(EXERCISE DATA)
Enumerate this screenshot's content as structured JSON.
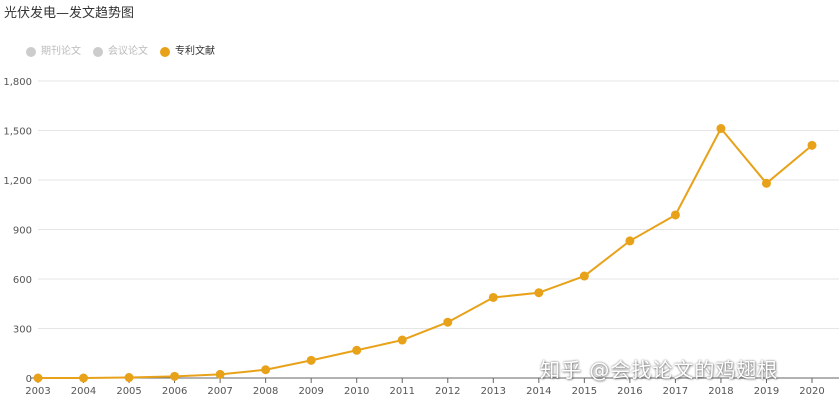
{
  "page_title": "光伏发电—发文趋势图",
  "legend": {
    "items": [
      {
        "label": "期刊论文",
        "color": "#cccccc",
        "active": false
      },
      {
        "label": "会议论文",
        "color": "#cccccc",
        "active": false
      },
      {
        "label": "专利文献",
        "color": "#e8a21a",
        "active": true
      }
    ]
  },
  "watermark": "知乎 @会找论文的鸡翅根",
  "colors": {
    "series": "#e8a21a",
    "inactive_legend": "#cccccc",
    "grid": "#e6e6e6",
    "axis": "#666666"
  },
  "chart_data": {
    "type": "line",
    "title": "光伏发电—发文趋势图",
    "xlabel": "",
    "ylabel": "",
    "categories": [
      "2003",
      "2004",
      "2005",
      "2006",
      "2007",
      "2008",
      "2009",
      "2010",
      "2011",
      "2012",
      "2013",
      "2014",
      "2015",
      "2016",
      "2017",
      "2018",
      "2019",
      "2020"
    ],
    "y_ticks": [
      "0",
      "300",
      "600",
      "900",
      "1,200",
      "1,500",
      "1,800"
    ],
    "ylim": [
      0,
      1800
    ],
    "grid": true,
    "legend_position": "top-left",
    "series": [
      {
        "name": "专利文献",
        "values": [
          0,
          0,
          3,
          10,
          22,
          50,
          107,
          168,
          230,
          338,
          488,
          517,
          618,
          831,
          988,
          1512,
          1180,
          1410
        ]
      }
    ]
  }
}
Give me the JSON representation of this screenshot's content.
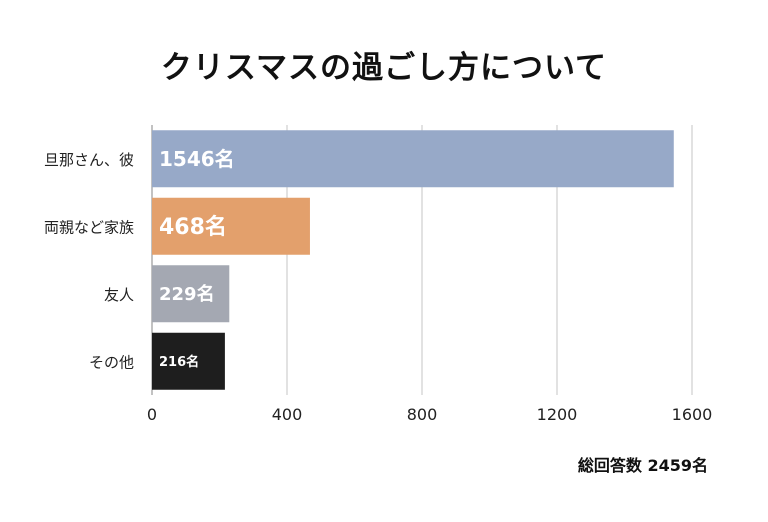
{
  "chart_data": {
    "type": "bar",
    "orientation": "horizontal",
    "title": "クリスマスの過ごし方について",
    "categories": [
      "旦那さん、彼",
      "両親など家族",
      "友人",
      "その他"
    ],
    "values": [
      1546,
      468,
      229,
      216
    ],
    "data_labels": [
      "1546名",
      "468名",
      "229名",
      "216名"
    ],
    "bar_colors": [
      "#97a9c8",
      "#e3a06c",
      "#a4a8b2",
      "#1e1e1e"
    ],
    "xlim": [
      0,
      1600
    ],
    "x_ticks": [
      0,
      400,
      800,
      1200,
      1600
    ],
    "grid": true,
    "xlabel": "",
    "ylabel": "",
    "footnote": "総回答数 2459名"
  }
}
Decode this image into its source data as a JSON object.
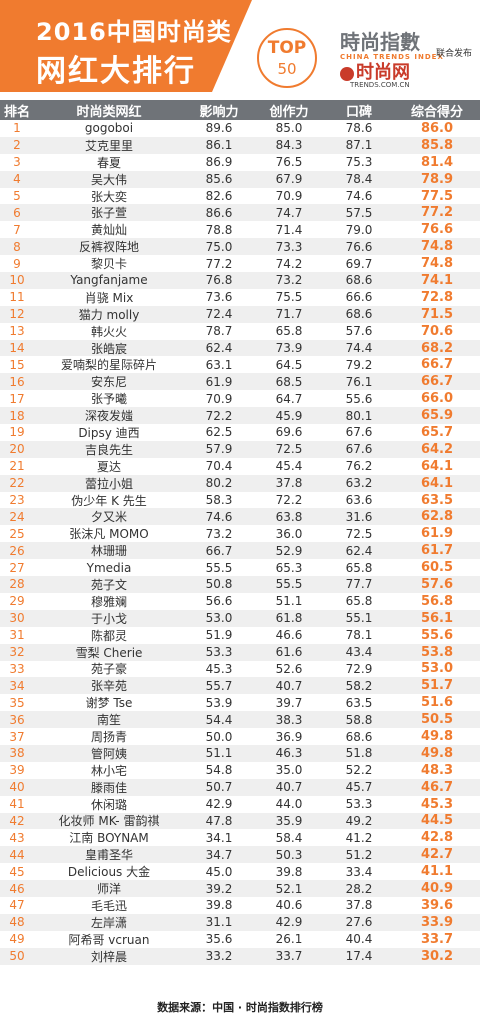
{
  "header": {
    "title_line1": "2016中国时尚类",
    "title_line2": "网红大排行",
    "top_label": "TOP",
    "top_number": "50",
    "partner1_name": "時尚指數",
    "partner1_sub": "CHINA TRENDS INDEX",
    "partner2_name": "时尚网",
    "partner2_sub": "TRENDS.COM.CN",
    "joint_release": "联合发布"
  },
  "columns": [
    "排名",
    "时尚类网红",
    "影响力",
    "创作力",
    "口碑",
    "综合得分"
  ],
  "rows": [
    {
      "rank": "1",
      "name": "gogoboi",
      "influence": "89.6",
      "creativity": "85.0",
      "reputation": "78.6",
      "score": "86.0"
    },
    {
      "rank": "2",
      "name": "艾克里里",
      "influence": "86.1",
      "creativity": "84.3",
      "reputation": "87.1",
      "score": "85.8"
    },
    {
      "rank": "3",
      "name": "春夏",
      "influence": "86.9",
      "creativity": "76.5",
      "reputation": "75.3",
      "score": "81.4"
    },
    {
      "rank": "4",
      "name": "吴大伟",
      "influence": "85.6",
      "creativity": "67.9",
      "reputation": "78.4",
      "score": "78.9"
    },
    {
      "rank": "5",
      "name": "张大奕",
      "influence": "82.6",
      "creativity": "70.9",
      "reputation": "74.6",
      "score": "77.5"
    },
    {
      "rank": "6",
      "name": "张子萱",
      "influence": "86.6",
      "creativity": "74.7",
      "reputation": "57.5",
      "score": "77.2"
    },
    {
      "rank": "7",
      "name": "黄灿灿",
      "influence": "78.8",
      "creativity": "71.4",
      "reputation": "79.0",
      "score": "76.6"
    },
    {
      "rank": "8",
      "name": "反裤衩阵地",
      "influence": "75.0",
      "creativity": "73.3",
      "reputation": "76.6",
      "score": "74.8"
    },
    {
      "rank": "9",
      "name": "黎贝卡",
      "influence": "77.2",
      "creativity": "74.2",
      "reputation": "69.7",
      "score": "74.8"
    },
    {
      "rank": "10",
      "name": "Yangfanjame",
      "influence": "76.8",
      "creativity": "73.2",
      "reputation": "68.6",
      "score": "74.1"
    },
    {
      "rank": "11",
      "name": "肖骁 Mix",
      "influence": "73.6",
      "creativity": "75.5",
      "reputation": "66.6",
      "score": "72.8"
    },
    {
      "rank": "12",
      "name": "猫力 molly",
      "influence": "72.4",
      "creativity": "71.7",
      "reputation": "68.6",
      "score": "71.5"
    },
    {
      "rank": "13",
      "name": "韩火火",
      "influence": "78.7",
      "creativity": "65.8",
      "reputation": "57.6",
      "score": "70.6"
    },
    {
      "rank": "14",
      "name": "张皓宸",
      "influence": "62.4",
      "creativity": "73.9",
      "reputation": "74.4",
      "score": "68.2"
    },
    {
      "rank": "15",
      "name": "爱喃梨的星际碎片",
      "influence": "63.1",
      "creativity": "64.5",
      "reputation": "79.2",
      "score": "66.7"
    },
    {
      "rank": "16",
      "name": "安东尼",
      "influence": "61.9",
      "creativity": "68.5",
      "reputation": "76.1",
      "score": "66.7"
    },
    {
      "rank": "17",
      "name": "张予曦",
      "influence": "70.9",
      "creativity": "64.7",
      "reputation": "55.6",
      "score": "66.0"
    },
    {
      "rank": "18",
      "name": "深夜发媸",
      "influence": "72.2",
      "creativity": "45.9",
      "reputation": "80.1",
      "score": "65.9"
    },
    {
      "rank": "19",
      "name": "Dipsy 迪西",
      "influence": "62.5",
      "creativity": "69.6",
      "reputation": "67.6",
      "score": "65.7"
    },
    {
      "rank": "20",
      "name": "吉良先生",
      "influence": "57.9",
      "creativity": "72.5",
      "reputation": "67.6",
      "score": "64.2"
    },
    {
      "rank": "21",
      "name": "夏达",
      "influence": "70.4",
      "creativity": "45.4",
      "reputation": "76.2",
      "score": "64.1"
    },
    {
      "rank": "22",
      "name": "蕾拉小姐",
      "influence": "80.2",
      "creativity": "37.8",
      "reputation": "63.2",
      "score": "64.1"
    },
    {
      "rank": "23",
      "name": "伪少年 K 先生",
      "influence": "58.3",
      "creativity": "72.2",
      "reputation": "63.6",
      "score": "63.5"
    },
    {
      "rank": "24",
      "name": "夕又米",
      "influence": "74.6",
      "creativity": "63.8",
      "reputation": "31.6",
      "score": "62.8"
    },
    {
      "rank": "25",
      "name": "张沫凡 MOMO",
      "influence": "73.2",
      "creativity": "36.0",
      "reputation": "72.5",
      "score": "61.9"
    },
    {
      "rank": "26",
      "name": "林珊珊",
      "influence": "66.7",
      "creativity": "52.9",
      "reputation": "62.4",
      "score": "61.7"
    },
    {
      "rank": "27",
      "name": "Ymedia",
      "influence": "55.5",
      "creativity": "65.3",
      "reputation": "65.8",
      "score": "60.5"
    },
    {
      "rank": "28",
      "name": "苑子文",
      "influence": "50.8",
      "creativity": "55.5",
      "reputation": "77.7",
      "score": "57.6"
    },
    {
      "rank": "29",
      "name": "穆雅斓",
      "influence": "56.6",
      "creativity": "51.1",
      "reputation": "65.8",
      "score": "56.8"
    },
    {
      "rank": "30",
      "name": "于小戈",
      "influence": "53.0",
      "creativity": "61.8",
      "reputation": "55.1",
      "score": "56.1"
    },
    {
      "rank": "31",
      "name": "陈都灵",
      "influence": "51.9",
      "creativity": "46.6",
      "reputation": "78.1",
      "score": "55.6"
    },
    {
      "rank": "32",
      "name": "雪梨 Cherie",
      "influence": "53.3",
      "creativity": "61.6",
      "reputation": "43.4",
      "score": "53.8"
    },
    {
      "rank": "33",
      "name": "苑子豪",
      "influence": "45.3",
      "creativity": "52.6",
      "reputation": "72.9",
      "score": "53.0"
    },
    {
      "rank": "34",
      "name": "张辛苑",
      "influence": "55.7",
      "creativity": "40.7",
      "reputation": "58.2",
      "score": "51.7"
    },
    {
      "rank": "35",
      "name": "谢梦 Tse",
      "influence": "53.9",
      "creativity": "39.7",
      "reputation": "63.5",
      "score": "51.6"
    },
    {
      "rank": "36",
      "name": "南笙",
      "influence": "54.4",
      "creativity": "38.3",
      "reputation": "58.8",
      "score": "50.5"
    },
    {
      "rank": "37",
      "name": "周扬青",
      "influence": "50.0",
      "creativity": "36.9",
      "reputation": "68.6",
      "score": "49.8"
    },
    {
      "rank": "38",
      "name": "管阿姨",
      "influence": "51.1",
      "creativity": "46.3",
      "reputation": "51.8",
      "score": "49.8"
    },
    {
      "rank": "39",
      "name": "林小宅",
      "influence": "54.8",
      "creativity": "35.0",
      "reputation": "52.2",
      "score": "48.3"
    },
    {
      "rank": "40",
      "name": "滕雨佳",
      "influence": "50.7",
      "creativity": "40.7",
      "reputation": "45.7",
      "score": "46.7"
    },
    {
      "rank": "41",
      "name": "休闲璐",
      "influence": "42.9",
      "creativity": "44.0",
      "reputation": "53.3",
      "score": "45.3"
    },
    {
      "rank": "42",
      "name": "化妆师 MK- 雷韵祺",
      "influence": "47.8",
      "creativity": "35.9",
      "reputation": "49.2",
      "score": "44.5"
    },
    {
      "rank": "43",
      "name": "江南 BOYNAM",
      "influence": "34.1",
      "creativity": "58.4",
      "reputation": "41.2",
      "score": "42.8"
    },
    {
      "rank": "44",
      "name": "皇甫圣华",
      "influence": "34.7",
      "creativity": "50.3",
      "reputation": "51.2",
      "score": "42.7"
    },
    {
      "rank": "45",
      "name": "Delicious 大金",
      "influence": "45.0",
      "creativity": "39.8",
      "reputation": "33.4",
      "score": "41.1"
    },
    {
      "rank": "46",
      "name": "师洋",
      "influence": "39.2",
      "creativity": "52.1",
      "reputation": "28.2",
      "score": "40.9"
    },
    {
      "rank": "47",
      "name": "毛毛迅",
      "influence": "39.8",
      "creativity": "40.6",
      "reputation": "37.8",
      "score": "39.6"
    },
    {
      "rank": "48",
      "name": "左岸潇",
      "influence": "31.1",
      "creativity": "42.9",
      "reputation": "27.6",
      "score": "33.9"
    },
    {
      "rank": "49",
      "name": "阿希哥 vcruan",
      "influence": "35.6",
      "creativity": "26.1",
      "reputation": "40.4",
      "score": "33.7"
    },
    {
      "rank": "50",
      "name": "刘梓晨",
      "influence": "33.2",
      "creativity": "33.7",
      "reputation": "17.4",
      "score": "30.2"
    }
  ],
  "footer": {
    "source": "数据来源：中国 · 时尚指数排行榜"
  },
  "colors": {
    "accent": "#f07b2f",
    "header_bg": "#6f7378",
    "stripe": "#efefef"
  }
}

(PROBLEM DETAILS) Extract every line above containing the word "光伏发电".

(RESPONSE TO THE EXERCISE)
  "page_title": "光伏发电—发文趋势图",
    "title": "光伏发电—发文趋势图",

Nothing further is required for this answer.